TEXTE À LIRE:
• • • •
Qui sait, mis à part quelques historiens, que la légende rapporte qu’un Fortunat, chassé d’Afrique par saint Augustin, vint se réfugier sur les terres des ducs et comtes de Champagne et qu’il y entreprit de convertir un chef de brigands, un certain Widomar qui aurait fait, du mont Huymer son repaire?
Un important vecteur qui facilita la propagation des idées nouvelles vint de la corporation des marchands ambulants et plus particulièrement de ceux qu’on appelait les tisserands qui laisseront leur nom à une catégorie d’hérétiques. Ce qui tendrait à prouver si besoin était que l’un a bien été à l’origine de l’autre.
C’est un phénomène caractéristique, sans doute le premier même, de l’économie médiévale qui va favoriser la diffusion et l’éclosion en divers endroits et plus spécialement, pour ce qui nous intéresse, en Champagne, des idées nouvelles. Je veux parler des grandes foires.
Quatre villes de cette province accueillaient les foires. Nous avons, par ordre d’importance: Troyes, Provins (deux villes qui étaient aussi résidences des comtes de Champagnes), Bar-sur-Aube et Lagny. Les comtes de Champagne réglementèrent ces réunions commerciales et facilitèrent l’accueil et l’installation des marchands étrangers et autres clients en sensibilisant le clergé qui se verra chargé de la construction d’hôtels, de halles, d’hospices et tout autre établissement à caractère commercial.
A ces foires réputées on venait de partout. Les commerçants italiens en étaient l’élément moteur, venant nombreux de Lombardie, du Piémont, de Toscane, d’Ombrie ou plus simplement de Rome, de Gènes ou de Venise. Ils côtoyaient leurs homologues venus des Flandres, de l’Artois, de la région mosane ( Namur, Liège, Maestrich, etc.), d’Allemagne ( essentiellement des pays rhénans, de Cologne à Bâle), et bien sûr, de toute la France (Ile-de-France, Bourgogne, Languedoc) avec les marchands de Cahors, d’Aurillac, de Toulouse, de Montauban, de Narbonne, de Nîmes, d’Orange, etc. Et il n’est pas interdit de penser qu’à cette époque, les grandes confréries étaient déjà structurées.
On estime à un millier de personnes, étrangères à la Champagne, qui venaient y séjourner, pour une durée de deux mois environ, et qui donc se déplaçaient en masse d’une ville à l’autre.
• • • •
Enregistrements d'un jeu de données:
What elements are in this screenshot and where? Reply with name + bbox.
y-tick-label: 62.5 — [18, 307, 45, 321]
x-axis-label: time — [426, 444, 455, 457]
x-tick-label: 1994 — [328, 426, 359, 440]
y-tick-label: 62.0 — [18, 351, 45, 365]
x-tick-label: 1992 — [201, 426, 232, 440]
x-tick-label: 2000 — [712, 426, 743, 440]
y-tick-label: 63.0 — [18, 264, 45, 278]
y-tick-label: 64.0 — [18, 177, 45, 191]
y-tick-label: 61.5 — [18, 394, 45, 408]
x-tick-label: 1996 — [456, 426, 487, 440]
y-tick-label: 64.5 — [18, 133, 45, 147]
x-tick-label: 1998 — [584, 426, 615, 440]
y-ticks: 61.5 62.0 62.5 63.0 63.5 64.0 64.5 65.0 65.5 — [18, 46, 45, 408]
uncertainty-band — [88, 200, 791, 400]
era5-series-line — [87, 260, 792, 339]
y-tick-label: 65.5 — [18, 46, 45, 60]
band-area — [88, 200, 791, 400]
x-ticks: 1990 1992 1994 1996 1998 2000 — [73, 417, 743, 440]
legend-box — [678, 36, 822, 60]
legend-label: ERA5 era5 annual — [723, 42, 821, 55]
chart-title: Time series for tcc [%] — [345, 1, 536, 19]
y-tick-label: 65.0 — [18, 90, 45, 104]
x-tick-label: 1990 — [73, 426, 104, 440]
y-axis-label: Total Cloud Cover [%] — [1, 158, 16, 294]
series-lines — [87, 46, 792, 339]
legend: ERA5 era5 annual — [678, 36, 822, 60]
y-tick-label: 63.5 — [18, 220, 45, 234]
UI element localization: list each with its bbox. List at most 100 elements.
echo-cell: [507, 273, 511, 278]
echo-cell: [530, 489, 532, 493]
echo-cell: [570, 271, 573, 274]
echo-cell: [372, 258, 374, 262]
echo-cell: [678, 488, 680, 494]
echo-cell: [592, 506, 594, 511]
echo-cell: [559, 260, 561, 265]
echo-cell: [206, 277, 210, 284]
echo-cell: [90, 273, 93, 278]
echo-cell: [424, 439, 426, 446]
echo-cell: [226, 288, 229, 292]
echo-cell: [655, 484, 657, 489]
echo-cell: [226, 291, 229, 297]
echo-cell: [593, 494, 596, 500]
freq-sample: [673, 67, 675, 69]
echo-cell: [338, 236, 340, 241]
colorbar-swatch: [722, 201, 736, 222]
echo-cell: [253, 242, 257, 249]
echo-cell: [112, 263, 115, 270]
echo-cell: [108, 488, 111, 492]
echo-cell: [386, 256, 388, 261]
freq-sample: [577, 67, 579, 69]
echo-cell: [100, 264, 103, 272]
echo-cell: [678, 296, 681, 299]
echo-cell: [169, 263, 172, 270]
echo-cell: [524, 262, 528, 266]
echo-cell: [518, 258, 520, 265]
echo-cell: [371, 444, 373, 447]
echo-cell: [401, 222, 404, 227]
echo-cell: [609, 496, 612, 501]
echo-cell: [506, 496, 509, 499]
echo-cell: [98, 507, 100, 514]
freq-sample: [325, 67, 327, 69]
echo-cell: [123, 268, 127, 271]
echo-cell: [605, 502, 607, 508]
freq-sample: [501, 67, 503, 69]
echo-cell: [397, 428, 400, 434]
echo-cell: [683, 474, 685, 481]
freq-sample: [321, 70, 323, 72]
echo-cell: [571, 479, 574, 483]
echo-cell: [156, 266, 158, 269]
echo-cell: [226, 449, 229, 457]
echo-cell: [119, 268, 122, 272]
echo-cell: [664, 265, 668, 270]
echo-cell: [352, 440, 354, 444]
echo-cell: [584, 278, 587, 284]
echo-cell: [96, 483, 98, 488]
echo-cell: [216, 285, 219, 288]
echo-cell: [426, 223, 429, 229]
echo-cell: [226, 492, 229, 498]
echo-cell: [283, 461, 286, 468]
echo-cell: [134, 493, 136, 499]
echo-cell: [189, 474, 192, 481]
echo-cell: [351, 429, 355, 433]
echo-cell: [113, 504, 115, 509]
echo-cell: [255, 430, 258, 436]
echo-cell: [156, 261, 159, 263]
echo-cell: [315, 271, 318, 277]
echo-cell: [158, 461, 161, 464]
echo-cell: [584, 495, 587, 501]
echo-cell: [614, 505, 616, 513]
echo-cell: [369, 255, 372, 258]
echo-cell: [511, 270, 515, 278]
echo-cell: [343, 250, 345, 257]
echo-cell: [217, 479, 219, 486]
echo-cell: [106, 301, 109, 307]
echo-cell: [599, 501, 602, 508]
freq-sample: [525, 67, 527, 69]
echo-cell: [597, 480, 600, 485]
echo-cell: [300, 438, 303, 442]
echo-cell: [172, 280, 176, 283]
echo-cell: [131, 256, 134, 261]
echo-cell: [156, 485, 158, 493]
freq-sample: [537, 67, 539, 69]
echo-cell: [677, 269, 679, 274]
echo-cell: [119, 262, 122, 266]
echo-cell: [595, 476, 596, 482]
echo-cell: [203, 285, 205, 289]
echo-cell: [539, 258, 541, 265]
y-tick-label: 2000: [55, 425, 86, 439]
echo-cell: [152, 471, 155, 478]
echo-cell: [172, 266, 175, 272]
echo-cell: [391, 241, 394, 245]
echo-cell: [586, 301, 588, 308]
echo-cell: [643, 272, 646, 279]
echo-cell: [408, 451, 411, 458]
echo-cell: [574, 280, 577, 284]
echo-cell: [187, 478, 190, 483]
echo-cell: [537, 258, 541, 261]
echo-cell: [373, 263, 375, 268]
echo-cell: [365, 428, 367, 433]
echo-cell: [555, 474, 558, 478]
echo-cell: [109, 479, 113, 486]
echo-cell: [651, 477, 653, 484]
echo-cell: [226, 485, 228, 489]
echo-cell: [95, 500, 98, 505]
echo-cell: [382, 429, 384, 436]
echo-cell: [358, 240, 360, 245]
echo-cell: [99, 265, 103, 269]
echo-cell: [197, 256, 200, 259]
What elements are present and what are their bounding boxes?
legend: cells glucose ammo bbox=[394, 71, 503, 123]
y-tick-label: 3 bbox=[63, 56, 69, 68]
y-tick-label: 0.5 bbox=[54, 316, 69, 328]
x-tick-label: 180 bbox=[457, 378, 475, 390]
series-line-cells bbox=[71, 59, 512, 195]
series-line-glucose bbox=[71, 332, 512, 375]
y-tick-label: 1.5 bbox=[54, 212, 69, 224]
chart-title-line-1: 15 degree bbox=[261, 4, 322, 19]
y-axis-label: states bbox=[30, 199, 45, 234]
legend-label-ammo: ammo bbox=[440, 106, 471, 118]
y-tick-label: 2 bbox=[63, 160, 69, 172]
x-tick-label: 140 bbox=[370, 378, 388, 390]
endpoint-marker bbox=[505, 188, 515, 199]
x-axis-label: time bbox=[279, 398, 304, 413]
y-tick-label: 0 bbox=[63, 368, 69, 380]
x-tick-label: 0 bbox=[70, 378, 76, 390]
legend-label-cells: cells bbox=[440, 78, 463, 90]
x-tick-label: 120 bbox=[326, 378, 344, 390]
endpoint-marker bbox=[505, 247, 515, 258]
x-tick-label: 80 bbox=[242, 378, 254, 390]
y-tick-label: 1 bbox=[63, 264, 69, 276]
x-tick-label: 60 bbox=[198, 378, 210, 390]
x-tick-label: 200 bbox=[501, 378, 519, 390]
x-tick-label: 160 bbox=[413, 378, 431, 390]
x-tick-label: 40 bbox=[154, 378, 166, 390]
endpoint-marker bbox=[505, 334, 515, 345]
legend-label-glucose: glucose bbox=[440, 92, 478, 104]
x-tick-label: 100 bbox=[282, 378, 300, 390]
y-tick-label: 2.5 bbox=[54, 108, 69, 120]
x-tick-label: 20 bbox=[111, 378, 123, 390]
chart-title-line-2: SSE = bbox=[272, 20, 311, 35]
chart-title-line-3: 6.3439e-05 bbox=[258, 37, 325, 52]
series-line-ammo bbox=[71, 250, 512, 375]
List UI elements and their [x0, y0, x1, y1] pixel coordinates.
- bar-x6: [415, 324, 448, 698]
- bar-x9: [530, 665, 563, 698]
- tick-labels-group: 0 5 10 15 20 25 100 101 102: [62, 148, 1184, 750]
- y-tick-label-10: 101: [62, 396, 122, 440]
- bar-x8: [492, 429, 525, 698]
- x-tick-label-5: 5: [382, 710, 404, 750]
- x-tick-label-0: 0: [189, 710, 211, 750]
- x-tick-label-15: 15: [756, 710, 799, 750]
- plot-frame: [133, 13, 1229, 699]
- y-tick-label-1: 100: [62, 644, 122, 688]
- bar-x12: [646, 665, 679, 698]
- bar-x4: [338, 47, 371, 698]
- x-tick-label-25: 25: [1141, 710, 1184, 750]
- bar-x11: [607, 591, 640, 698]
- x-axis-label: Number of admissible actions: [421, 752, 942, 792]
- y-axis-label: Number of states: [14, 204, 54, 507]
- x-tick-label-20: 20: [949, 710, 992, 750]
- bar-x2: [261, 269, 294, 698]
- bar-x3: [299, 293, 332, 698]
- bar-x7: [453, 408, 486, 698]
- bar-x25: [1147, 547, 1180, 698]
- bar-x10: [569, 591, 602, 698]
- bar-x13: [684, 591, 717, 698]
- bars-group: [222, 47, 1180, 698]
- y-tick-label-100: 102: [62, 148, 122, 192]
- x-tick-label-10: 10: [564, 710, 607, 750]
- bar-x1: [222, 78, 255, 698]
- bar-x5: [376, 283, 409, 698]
• • • •
TRAVAIL DEMANDÉ:
D'après le texte sur les foires de Champagne, quelles villes de la province accueillaient les foires ? Donnez-les dans l'ordre d'importance indiqué.

RÉSULTAT OBTENU:
Troyes, Provins, Bar-sur-Aube, Lagny